- Job:
Gather the lines from the material that contain "icon".

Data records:
--- START ---
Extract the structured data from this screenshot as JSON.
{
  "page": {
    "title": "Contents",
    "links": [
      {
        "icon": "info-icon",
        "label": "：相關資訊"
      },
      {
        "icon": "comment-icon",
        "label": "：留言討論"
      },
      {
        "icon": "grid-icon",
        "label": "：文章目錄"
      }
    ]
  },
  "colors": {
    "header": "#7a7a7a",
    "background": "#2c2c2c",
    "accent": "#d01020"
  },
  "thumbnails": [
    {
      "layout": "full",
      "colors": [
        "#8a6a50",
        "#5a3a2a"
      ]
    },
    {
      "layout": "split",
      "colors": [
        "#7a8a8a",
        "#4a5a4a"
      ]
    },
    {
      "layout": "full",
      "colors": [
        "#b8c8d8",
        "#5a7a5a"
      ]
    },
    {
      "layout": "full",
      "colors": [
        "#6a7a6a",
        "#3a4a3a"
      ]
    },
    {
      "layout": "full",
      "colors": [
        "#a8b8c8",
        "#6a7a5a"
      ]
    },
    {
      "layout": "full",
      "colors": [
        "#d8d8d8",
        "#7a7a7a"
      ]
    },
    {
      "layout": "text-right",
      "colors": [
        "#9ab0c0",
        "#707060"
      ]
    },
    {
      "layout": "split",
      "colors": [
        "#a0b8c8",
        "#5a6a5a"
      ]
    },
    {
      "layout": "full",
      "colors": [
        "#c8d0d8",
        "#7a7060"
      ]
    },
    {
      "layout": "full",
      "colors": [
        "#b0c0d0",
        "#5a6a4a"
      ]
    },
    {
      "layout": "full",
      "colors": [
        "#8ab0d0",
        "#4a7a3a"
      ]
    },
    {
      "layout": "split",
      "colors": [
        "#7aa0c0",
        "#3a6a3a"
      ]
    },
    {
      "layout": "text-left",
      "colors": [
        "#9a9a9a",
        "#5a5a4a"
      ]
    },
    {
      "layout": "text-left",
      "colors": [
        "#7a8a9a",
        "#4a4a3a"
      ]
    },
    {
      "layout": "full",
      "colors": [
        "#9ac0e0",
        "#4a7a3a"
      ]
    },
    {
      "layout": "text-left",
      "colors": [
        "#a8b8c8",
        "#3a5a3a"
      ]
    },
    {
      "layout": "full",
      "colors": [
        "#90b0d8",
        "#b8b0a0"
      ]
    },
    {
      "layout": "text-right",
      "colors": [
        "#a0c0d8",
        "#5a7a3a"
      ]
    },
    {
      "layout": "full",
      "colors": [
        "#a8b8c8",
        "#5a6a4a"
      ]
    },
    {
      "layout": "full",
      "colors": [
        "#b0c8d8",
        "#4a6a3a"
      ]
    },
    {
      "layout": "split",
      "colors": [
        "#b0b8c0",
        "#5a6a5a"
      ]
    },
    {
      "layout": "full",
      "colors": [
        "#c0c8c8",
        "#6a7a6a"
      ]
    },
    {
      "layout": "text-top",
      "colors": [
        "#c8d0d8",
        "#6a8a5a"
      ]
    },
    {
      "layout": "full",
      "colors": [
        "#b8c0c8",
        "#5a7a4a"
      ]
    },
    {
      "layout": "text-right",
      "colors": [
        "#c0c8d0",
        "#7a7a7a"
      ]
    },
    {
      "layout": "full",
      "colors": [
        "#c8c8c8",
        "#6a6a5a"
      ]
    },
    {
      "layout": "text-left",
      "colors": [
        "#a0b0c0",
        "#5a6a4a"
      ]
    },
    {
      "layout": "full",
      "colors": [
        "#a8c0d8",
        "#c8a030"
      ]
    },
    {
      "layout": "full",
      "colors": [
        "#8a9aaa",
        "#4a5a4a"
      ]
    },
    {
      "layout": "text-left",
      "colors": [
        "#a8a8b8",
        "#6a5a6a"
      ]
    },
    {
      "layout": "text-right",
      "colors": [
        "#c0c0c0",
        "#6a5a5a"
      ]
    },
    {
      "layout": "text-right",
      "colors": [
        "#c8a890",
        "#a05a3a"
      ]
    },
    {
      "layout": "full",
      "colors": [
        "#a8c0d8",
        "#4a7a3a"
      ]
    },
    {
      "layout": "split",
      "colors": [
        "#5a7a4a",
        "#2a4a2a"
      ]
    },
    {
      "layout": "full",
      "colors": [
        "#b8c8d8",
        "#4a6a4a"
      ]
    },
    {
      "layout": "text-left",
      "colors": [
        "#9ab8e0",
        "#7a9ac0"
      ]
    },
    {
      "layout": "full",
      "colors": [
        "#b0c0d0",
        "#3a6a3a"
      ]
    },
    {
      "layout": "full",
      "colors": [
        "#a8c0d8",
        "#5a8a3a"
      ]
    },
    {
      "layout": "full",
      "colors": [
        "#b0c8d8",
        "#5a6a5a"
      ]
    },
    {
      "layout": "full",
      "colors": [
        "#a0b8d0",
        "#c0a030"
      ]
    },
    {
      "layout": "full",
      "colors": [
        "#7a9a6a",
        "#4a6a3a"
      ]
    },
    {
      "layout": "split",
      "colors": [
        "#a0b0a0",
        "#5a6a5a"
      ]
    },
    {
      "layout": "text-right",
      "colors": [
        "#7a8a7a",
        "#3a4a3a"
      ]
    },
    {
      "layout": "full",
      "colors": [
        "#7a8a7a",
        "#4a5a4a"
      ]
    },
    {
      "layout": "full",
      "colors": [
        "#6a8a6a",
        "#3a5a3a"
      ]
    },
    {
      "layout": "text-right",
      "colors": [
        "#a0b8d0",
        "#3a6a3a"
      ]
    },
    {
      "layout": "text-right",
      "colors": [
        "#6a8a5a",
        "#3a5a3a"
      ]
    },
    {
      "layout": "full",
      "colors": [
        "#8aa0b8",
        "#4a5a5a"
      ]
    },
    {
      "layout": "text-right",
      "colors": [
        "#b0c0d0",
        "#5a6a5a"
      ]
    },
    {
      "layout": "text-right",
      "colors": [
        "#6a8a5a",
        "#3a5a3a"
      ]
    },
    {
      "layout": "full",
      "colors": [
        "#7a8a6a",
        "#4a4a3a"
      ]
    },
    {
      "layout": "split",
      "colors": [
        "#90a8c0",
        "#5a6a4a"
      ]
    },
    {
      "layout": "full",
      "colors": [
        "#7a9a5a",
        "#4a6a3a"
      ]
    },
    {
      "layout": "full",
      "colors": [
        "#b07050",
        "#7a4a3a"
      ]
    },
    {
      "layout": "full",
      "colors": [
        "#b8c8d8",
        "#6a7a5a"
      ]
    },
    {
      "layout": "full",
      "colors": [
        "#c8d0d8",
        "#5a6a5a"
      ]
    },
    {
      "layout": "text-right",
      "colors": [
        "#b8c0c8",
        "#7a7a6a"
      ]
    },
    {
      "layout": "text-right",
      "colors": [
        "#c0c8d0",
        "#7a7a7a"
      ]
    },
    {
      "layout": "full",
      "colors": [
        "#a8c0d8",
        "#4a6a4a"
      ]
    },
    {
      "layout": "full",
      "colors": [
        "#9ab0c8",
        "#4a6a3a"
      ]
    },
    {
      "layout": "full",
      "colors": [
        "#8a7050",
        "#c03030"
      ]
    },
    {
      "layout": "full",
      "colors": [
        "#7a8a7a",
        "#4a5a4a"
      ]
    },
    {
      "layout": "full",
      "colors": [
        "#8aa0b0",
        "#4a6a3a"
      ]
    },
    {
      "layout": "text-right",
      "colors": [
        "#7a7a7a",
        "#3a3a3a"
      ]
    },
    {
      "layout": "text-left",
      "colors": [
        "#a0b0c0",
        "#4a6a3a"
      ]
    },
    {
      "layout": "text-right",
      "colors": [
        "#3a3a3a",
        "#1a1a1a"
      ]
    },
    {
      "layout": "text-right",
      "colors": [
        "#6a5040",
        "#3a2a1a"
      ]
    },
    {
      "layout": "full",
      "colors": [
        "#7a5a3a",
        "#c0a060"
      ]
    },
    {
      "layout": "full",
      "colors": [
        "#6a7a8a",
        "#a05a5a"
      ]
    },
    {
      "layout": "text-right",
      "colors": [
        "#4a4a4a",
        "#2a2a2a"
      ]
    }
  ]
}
--- END ---
- Problem solution:
        "icon": "info-icon",
        "icon": "comment-icon",
        "icon": "grid-icon",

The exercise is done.